-------- Rows --------
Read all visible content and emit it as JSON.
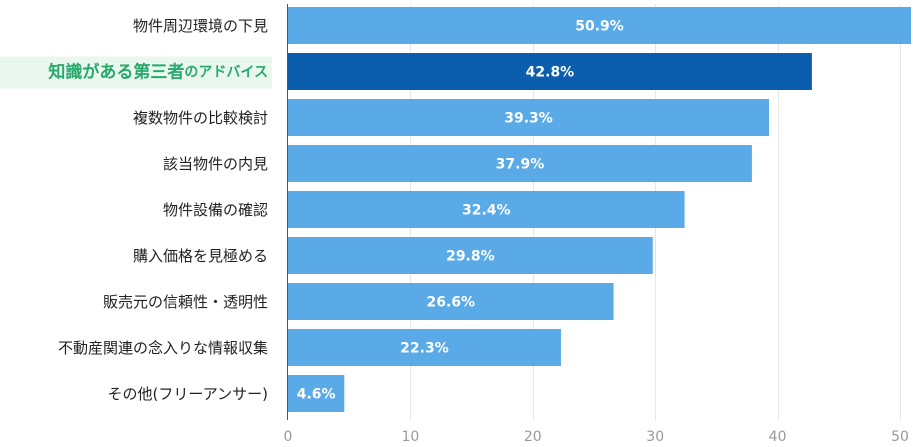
{
  "chart_data": {
    "type": "bar",
    "orientation": "horizontal",
    "categories": [
      "物件周辺環境の下見",
      "知識がある第三者のアドバイス",
      "複数物件の比較検討",
      "該当物件の内見",
      "物件設備の確認",
      "購入価格を見極める",
      "販売元の信頼性・透明性",
      "不動産関連の念入りな情報収集",
      "その他(フリーアンサー)"
    ],
    "values": [
      50.9,
      42.8,
      39.3,
      37.9,
      32.4,
      29.8,
      26.6,
      22.3,
      4.6
    ],
    "value_labels": [
      "50.9%",
      "42.8%",
      "39.3%",
      "37.9%",
      "32.4%",
      "29.8%",
      "26.6%",
      "22.3%",
      "4.6%"
    ],
    "highlight_index": 1,
    "highlight_label_parts": [
      "知識がある第三者",
      "のアドバイス"
    ],
    "xlim": [
      0,
      50
    ],
    "xticks": [
      0,
      10,
      20,
      30,
      40,
      50
    ],
    "grid": true,
    "colors": {
      "bar": "#5aaae7",
      "bar_highlight": "#0b5ead",
      "highlight_text": "#28a96a",
      "highlight_bg": "#e9f7ef"
    }
  }
}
--------
Problem requirements
Every line of the data should be copied as it stands, without the images.

Answer below
Read all visible content and emit it as JSON.
{
  "chart_data": {
    "type": "bar",
    "orientation": "horizontal",
    "categories": [
      "物件周辺環境の下見",
      "知識がある第三者のアドバイス",
      "複数物件の比較検討",
      "該当物件の内見",
      "物件設備の確認",
      "購入価格を見極める",
      "販売元の信頼性・透明性",
      "不動産関連の念入りな情報収集",
      "その他(フリーアンサー)"
    ],
    "values": [
      50.9,
      42.8,
      39.3,
      37.9,
      32.4,
      29.8,
      26.6,
      22.3,
      4.6
    ],
    "value_labels": [
      "50.9%",
      "42.8%",
      "39.3%",
      "37.9%",
      "32.4%",
      "29.8%",
      "26.6%",
      "22.3%",
      "4.6%"
    ],
    "highlight_index": 1,
    "highlight_label_parts": [
      "知識がある第三者",
      "のアドバイス"
    ],
    "xlim": [
      0,
      50
    ],
    "xticks": [
      0,
      10,
      20,
      30,
      40,
      50
    ],
    "grid": true,
    "colors": {
      "bar": "#5aaae7",
      "bar_highlight": "#0b5ead",
      "highlight_text": "#28a96a",
      "highlight_bg": "#e9f7ef"
    }
  }
}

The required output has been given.